Output the full listing word for word.

┄┄┄┄┄┄┄┄┄┄

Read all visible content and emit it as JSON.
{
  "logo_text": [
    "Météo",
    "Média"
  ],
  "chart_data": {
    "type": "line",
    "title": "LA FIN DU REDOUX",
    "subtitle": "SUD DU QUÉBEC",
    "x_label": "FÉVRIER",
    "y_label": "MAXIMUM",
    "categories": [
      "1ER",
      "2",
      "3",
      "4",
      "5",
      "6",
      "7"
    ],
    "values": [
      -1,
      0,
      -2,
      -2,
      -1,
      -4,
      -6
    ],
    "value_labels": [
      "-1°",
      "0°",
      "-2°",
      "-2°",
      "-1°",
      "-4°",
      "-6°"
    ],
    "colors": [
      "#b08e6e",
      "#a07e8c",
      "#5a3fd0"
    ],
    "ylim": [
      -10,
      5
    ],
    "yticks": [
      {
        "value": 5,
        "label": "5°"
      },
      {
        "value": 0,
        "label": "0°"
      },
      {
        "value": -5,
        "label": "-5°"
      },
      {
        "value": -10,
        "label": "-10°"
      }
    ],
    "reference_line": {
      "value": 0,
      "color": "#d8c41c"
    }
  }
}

┄┄┄┄┄┄┄┄┄┄

§ **Result below**
Read all visible content and emit it as JSON.
{
  "logo_text": [
    "Météo",
    "Média"
  ],
  "chart_data": {
    "type": "line",
    "title": "LA FIN DU REDOUX",
    "subtitle": "SUD DU QUÉBEC",
    "x_label": "FÉVRIER",
    "y_label": "MAXIMUM",
    "categories": [
      "1ER",
      "2",
      "3",
      "4",
      "5",
      "6",
      "7"
    ],
    "values": [
      -1,
      0,
      -2,
      -2,
      -1,
      -4,
      -6
    ],
    "value_labels": [
      "-1°",
      "0°",
      "-2°",
      "-2°",
      "-1°",
      "-4°",
      "-6°"
    ],
    "colors": [
      "#b08e6e",
      "#a07e8c",
      "#5a3fd0"
    ],
    "ylim": [
      -10,
      5
    ],
    "yticks": [
      {
        "value": 5,
        "label": "5°"
      },
      {
        "value": 0,
        "label": "0°"
      },
      {
        "value": -5,
        "label": "-5°"
      },
      {
        "value": -10,
        "label": "-10°"
      }
    ],
    "reference_line": {
      "value": 0,
      "color": "#d8c41c"
    }
  }
}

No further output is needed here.